***** ENTRIES SHOWN *****

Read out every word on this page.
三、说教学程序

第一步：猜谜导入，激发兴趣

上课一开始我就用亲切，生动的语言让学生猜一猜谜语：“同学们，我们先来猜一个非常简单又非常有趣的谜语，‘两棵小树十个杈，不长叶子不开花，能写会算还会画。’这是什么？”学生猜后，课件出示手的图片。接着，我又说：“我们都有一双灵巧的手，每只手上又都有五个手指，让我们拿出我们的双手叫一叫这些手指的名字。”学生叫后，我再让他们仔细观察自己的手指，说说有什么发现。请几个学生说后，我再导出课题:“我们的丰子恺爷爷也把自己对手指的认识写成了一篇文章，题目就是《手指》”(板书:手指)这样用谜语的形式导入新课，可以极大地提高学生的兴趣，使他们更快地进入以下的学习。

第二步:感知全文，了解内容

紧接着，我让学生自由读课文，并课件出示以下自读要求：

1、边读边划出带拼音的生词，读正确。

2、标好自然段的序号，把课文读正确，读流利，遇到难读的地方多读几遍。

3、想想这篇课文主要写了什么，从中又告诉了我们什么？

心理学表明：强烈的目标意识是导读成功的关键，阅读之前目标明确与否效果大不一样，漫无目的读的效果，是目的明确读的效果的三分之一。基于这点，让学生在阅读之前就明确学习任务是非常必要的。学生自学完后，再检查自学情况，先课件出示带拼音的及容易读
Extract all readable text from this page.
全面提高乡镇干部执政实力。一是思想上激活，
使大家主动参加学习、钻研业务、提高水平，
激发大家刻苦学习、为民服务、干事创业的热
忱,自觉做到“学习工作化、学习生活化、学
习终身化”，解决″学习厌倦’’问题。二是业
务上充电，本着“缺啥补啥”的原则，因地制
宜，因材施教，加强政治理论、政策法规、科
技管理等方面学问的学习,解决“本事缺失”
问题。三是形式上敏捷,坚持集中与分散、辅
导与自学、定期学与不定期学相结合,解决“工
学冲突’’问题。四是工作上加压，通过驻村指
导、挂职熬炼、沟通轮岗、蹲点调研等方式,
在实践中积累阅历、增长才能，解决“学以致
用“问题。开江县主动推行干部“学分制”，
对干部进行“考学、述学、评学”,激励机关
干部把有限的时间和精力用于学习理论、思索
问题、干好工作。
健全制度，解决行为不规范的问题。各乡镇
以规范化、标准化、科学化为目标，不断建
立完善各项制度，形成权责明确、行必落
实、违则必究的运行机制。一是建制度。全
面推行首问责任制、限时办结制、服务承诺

*****

■ GIVEN TASK: Each line from the one containing "Extract all readable text from this page." to the final line of the entries above must be returned exactly, and no other line may appear.

■ CORRECT OUTPUT:
Extract all readable text from this page.
全面提高乡镇干部执政实力。一是思想上激活，
使大家主动参加学习、钻研业务、提高水平，
激发大家刻苦学习、为民服务、干事创业的热
忱,自觉做到“学习工作化、学习生活化、学
习终身化”，解决″学习厌倦’’问题。二是业
务上充电，本着“缺啥补啥”的原则，因地制
宜，因材施教，加强政治理论、政策法规、科
技管理等方面学问的学习,解决“本事缺失”
问题。三是形式上敏捷,坚持集中与分散、辅
导与自学、定期学与不定期学相结合,解决“工
学冲突’’问题。四是工作上加压，通过驻村指
导、挂职熬炼、沟通轮岗、蹲点调研等方式,
在实践中积累阅历、增长才能，解决“学以致
用“问题。开江县主动推行干部“学分制”，
对干部进行“考学、述学、评学”,激励机关
干部把有限的时间和精力用于学习理论、思索
问题、干好工作。
健全制度，解决行为不规范的问题。各乡镇
以规范化、标准化、科学化为目标，不断建
立完善各项制度，形成权责明确、行必落
实、违则必究的运行机制。一是建制度。全
面推行首问责任制、限时办结制、服务承诺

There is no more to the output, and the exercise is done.